TASK INPUTS
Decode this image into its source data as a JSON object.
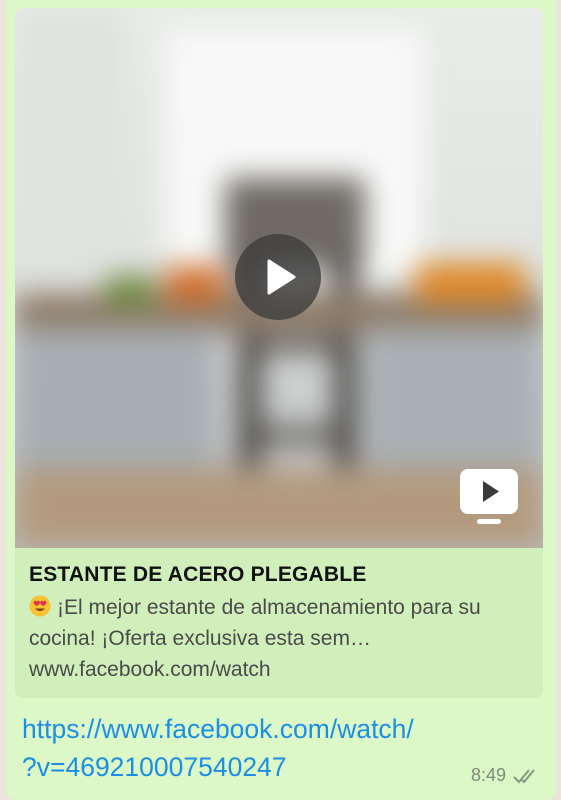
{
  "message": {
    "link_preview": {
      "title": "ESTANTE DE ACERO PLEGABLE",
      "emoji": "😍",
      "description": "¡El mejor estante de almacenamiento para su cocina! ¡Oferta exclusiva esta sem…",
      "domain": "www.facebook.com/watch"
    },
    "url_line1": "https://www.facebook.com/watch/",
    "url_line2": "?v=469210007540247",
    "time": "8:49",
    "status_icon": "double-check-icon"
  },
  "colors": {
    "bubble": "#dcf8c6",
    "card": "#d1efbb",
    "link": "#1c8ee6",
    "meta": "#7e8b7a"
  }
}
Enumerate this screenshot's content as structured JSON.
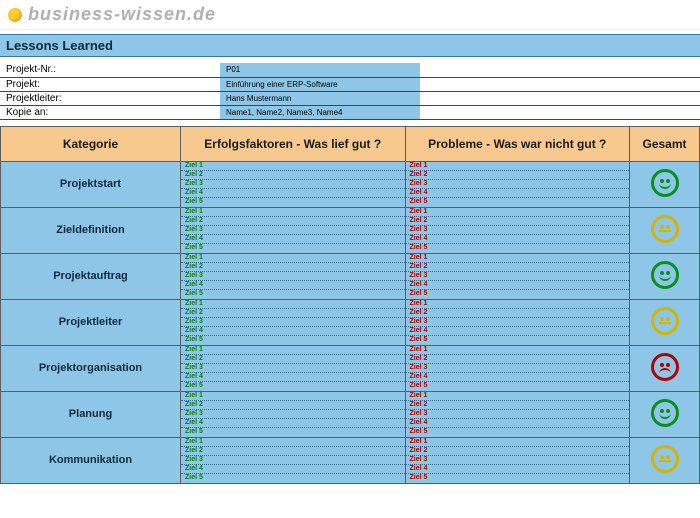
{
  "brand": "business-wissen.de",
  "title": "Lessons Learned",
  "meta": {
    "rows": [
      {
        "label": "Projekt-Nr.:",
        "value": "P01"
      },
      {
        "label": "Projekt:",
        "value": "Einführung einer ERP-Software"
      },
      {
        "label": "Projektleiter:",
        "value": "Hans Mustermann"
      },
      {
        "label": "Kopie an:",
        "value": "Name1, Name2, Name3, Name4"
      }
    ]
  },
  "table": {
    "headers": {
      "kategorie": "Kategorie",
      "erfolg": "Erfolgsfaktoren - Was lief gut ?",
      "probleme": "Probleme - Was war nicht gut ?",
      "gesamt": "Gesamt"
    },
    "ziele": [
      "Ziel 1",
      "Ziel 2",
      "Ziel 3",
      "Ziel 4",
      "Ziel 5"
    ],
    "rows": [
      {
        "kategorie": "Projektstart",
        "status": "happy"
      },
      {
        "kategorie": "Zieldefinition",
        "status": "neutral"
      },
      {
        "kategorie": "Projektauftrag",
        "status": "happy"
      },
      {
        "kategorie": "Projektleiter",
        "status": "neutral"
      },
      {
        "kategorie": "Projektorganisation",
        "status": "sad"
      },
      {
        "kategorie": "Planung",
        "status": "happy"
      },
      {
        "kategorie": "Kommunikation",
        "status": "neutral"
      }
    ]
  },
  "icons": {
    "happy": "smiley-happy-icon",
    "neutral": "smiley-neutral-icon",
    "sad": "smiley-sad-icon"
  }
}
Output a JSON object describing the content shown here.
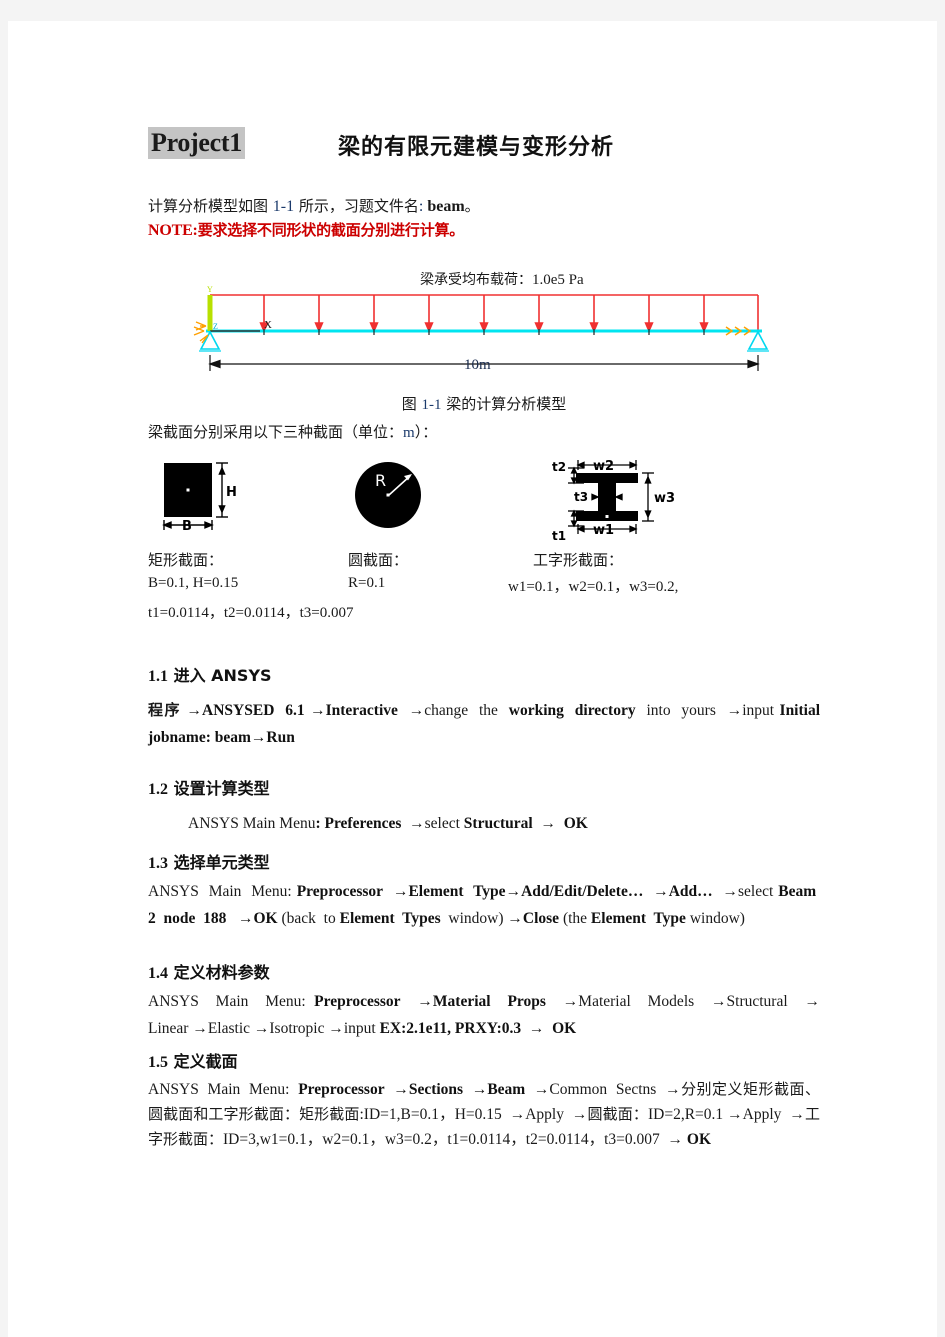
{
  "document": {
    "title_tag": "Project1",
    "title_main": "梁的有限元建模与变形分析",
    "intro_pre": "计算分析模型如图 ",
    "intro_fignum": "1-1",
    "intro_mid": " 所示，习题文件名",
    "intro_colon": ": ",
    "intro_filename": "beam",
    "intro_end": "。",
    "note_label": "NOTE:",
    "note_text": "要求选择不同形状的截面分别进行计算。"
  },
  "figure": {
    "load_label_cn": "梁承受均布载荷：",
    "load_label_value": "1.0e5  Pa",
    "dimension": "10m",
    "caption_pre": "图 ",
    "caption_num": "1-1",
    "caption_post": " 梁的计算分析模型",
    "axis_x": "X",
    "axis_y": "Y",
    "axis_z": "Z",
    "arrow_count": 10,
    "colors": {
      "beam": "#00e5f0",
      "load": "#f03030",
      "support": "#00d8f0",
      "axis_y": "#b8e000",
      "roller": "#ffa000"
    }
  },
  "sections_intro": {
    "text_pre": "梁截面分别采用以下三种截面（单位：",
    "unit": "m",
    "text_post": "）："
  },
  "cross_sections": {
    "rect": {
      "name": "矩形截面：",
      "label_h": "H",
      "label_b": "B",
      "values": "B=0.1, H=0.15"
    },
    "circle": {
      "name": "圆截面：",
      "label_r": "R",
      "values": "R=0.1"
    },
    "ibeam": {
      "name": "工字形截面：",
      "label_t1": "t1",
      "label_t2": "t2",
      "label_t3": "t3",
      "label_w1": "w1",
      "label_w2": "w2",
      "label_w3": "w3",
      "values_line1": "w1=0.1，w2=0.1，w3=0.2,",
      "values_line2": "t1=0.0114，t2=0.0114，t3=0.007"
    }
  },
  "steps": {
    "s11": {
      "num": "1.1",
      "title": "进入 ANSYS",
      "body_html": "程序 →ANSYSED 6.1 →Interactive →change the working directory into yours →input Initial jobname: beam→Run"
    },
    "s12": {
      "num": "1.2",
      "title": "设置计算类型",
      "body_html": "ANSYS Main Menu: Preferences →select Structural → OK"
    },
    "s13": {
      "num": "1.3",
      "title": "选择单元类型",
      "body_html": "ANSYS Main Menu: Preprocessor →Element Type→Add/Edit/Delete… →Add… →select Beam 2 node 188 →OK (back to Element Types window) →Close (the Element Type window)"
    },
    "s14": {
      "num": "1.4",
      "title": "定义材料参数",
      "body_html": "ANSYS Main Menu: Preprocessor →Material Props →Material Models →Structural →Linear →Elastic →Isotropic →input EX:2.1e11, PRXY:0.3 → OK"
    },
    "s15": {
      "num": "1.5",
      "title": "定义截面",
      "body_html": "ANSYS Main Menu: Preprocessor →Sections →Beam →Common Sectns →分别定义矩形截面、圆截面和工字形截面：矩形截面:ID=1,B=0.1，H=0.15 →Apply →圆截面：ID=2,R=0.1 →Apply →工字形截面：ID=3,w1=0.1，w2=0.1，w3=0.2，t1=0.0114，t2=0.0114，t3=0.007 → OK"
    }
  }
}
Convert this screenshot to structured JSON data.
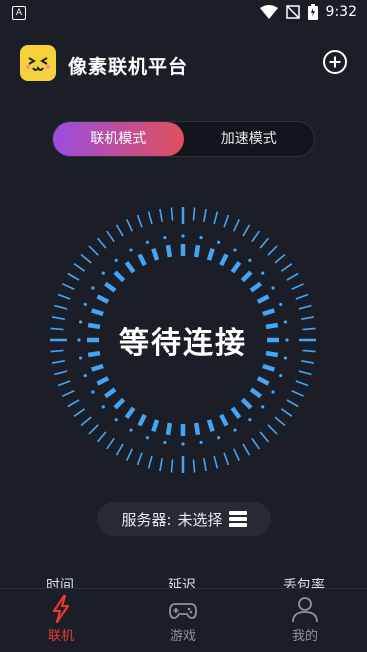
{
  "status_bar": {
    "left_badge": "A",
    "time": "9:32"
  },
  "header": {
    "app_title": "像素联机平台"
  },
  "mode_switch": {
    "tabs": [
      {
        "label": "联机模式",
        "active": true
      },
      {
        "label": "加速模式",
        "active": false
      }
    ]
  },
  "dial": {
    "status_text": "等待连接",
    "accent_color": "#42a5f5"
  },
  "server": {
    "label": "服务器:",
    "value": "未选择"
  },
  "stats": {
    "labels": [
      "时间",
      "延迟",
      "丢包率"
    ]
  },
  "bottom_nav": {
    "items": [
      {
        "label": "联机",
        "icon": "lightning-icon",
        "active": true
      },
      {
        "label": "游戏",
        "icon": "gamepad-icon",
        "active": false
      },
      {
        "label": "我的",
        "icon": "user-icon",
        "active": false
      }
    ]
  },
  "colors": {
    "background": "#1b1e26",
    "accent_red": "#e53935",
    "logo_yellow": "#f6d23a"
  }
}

JOB
Report how many lines in this data include the string "Preprocessor", and nothing else.

RESULT FOR THIS TASK
3